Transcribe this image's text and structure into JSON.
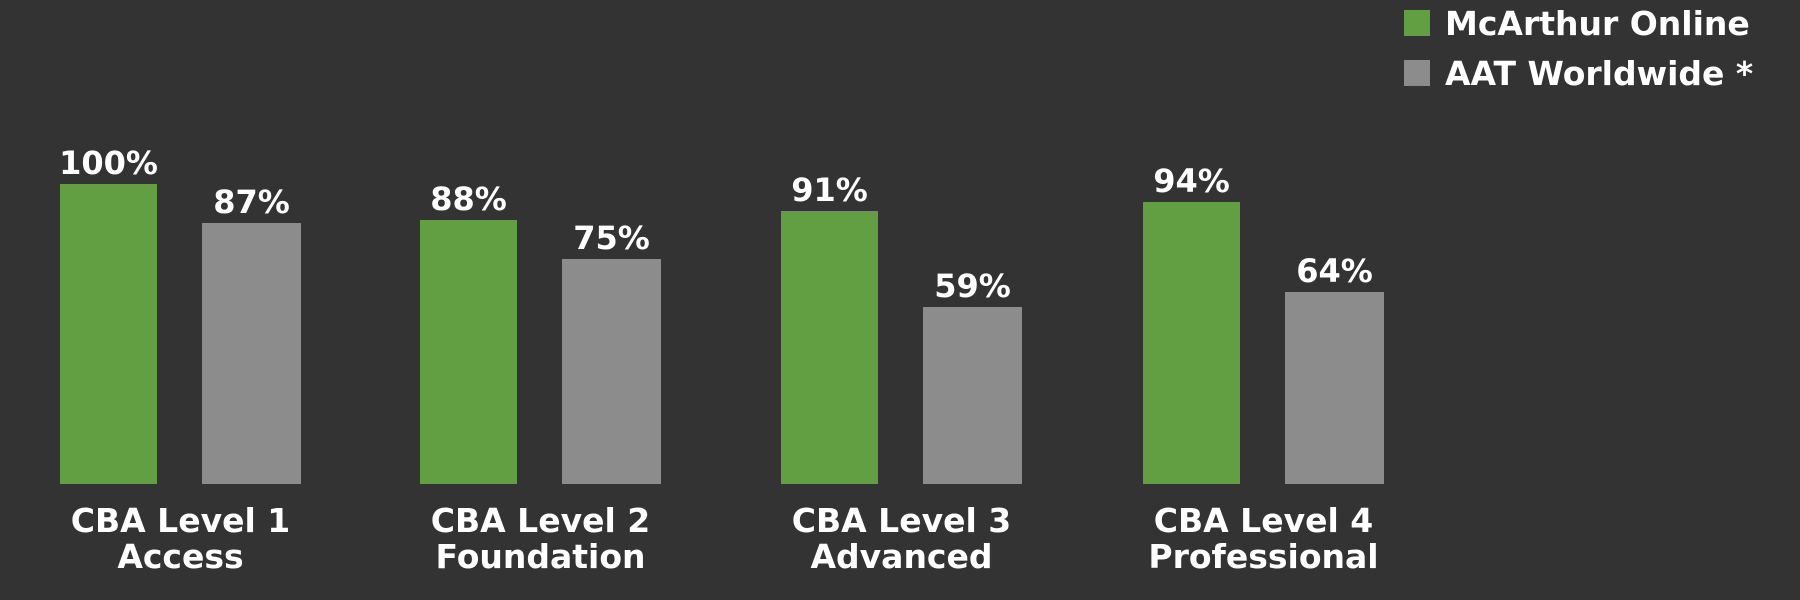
{
  "chart_data": {
    "type": "bar",
    "title": "",
    "xlabel": "",
    "ylabel": "",
    "ylim": [
      0,
      100
    ],
    "grid": false,
    "legend_position": "top-right",
    "categories": [
      [
        "CBA Level 1",
        "Access"
      ],
      [
        "CBA Level 2",
        "Foundation"
      ],
      [
        "CBA Level 3",
        "Advanced"
      ],
      [
        "CBA Level 4",
        "Professional"
      ]
    ],
    "series": [
      {
        "name": "McArthur Online",
        "color": "#629f42",
        "values": [
          100,
          88,
          91,
          94
        ],
        "labels": [
          "100%",
          "88%",
          "91%",
          "94%"
        ]
      },
      {
        "name": "AAT Worldwide *",
        "color": "#8c8c8c",
        "values": [
          87,
          75,
          59,
          64
        ],
        "labels": [
          "87%",
          "75%",
          "59%",
          "64%"
        ]
      }
    ]
  }
}
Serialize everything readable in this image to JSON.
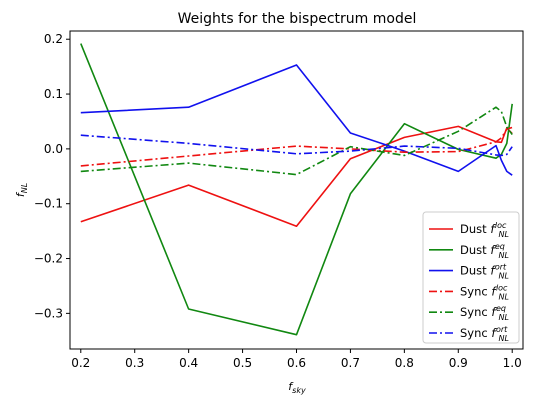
{
  "chart_data": {
    "type": "line",
    "title": "Weights for the bispectrum model",
    "xlabel": {
      "main": "f",
      "sub": "sky"
    },
    "ylabel": {
      "main": "f",
      "sub": "NL"
    },
    "xlim": [
      0.18,
      1.02
    ],
    "ylim": [
      -0.365,
      0.215
    ],
    "xticks": [
      0.2,
      0.3,
      0.4,
      0.5,
      0.6,
      0.7,
      0.8,
      0.9,
      1.0
    ],
    "xtick_labels": [
      "0.2",
      "0.3",
      "0.4",
      "0.5",
      "0.6",
      "0.7",
      "0.8",
      "0.9",
      "1.0"
    ],
    "yticks": [
      -0.3,
      -0.2,
      -0.1,
      0.0,
      0.1,
      0.2
    ],
    "ytick_labels": [
      "−0.3",
      "−0.2",
      "−0.1",
      "0.0",
      "0.1",
      "0.2"
    ],
    "grid": false,
    "legend_position": "lower-right",
    "series": [
      {
        "prefix": "Dust",
        "sup": "loc",
        "sub": "NL",
        "color": "#ee1111",
        "dash": "solid",
        "x": [
          0.2,
          0.4,
          0.6,
          0.7,
          0.8,
          0.9,
          0.97,
          0.98,
          0.99,
          1.0
        ],
        "y": [
          -0.133,
          -0.066,
          -0.141,
          -0.018,
          0.021,
          0.041,
          0.013,
          0.012,
          0.038,
          0.028
        ]
      },
      {
        "prefix": "Dust",
        "sup": "eq",
        "sub": "NL",
        "color": "#118811",
        "dash": "solid",
        "x": [
          0.2,
          0.4,
          0.6,
          0.7,
          0.8,
          0.9,
          0.97,
          0.98,
          0.99,
          1.0
        ],
        "y": [
          0.192,
          -0.292,
          -0.339,
          -0.082,
          0.046,
          -0.001,
          -0.017,
          -0.01,
          0.01,
          0.082
        ]
      },
      {
        "prefix": "Dust",
        "sup": "ort",
        "sub": "NL",
        "color": "#1111ee",
        "dash": "solid",
        "x": [
          0.2,
          0.4,
          0.6,
          0.7,
          0.8,
          0.9,
          0.97,
          0.98,
          0.99,
          1.0
        ],
        "y": [
          0.066,
          0.076,
          0.153,
          0.029,
          -0.004,
          -0.041,
          0.006,
          -0.021,
          -0.041,
          -0.048
        ]
      },
      {
        "prefix": "Sync",
        "sup": "loc",
        "sub": "NL",
        "color": "#ee1111",
        "dash": "dashdot",
        "x": [
          0.2,
          0.4,
          0.6,
          0.7,
          0.8,
          0.9,
          0.97,
          0.98,
          0.99,
          1.0
        ],
        "y": [
          -0.031,
          -0.013,
          0.005,
          0.0,
          -0.006,
          -0.005,
          0.013,
          0.02,
          0.036,
          0.039
        ]
      },
      {
        "prefix": "Sync",
        "sup": "eq",
        "sub": "NL",
        "color": "#118811",
        "dash": "dashdot",
        "x": [
          0.2,
          0.4,
          0.6,
          0.7,
          0.8,
          0.9,
          0.97,
          0.98,
          0.99,
          1.0
        ],
        "y": [
          -0.041,
          -0.026,
          -0.047,
          0.004,
          -0.012,
          0.032,
          0.076,
          0.068,
          0.04,
          0.026
        ]
      },
      {
        "prefix": "Sync",
        "sup": "ort",
        "sub": "NL",
        "color": "#1111ee",
        "dash": "dashdot",
        "x": [
          0.2,
          0.4,
          0.6,
          0.7,
          0.8,
          0.9,
          0.97,
          0.98,
          0.99,
          1.0
        ],
        "y": [
          0.025,
          0.01,
          -0.009,
          -0.004,
          0.005,
          0.001,
          -0.011,
          -0.012,
          -0.01,
          0.004
        ]
      }
    ]
  }
}
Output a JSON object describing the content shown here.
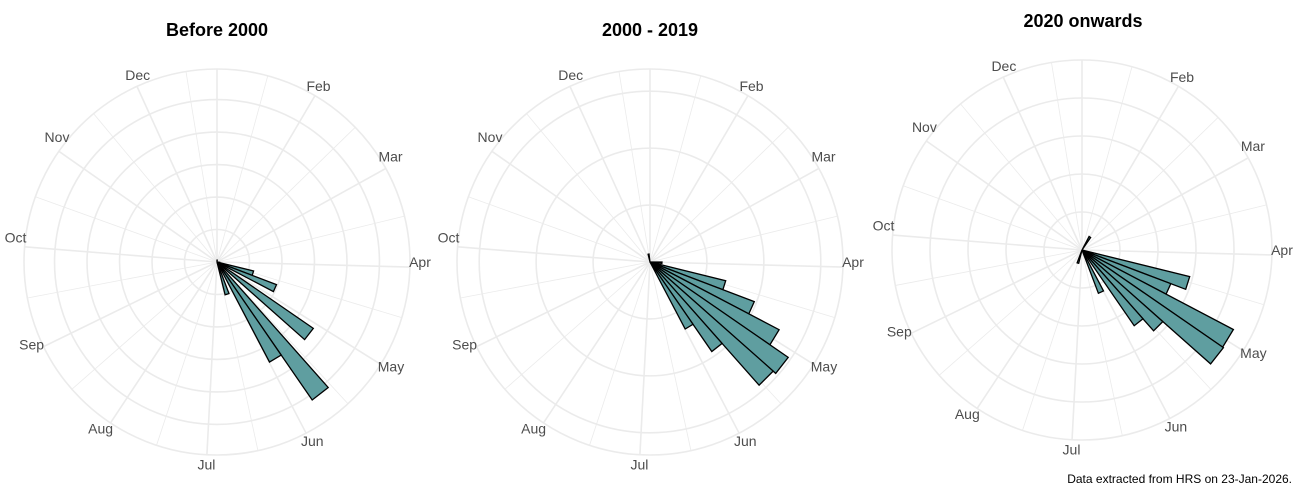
{
  "caption": "Data extracted from HRS on 23-Jan-2026.",
  "style": {
    "bar_fill": "#5f9ea0",
    "bar_stroke": "#000000",
    "grid_color": "#ebebeb",
    "label_color": "#4d4d4d"
  },
  "chart_data": [
    {
      "type": "bar",
      "subtype": "polar (rose) histogram",
      "title": "Before 2000",
      "xlabel": "",
      "ylabel": "",
      "axis_labels": [
        "Dec",
        "Feb",
        "Mar",
        "Apr",
        "May",
        "Jun",
        "Jul",
        "Aug",
        "Sep",
        "Oct",
        "Nov"
      ],
      "angle_units": "week of year (52 bins, Jan at top, clockwise)",
      "ring_step": 5,
      "rings": [
        5,
        10,
        15,
        20,
        25
      ],
      "rmax": 29.7,
      "grid": true,
      "legend": null,
      "bars": [
        {
          "week": 0,
          "value": 0.3
        },
        {
          "week": 14,
          "value": 0.4
        },
        {
          "week": 15,
          "value": 5.8
        },
        {
          "week": 16,
          "value": 9.8
        },
        {
          "week": 17,
          "value": 0.4
        },
        {
          "week": 18,
          "value": 18.0
        },
        {
          "week": 19,
          "value": 0.4
        },
        {
          "week": 20,
          "value": 25.8
        },
        {
          "week": 21,
          "value": 17.4
        },
        {
          "week": 22,
          "value": 0.4
        },
        {
          "week": 23,
          "value": 5.2
        }
      ]
    },
    {
      "type": "bar",
      "subtype": "polar (rose) histogram",
      "title": "2000 - 2019",
      "xlabel": "",
      "ylabel": "",
      "axis_labels": [
        "Dec",
        "Feb",
        "Mar",
        "Apr",
        "May",
        "Jun",
        "Jul",
        "Aug",
        "Sep",
        "Oct",
        "Nov"
      ],
      "angle_units": "week of year (52 bins, Jan at top, clockwise)",
      "ring_step": 10,
      "rings": [
        10,
        20,
        30
      ],
      "rmax": 33.9,
      "grid": true,
      "legend": null,
      "bars": [
        {
          "week": 50,
          "value": 1.4
        },
        {
          "week": 13,
          "value": 2.1
        },
        {
          "week": 15,
          "value": 13.7
        },
        {
          "week": 16,
          "value": 19.6
        },
        {
          "week": 17,
          "value": 25.6
        },
        {
          "week": 18,
          "value": 29.5
        },
        {
          "week": 19,
          "value": 28.9
        },
        {
          "week": 20,
          "value": 19.1
        },
        {
          "week": 21,
          "value": 13.3
        }
      ]
    },
    {
      "type": "bar",
      "subtype": "polar (rose) histogram",
      "title": "2020 onwards",
      "xlabel": "",
      "ylabel": "",
      "axis_labels": [
        "Dec",
        "Feb",
        "Mar",
        "Apr",
        "May",
        "Jun",
        "Jul",
        "Aug",
        "Sep",
        "Oct",
        "Nov"
      ],
      "angle_units": "week of year (52 bins, Jan at top, clockwise)",
      "ring_step": 5,
      "rings": [
        5,
        10,
        15,
        20
      ],
      "rmax": 25.0,
      "grid": true,
      "legend": null,
      "bars": [
        {
          "week": 4,
          "value": 2.0
        },
        {
          "week": 28,
          "value": 1.8
        },
        {
          "week": 15,
          "value": 14.6
        },
        {
          "week": 16,
          "value": 12.5
        },
        {
          "week": 17,
          "value": 22.5
        },
        {
          "week": 18,
          "value": 22.6
        },
        {
          "week": 19,
          "value": 14.2
        },
        {
          "week": 20,
          "value": 12.1
        },
        {
          "week": 22,
          "value": 6.1
        }
      ]
    }
  ]
}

_ _ _ _

• _Task to carry out_
Pull out all lines of the data with the string "title".

• _Solution to this task_
    "title": "",
    "title": "Weights for the bispectrum model",
      "title": "Before 2000",
      "title": "2000 - 2019",
      "title": "2020 onwards",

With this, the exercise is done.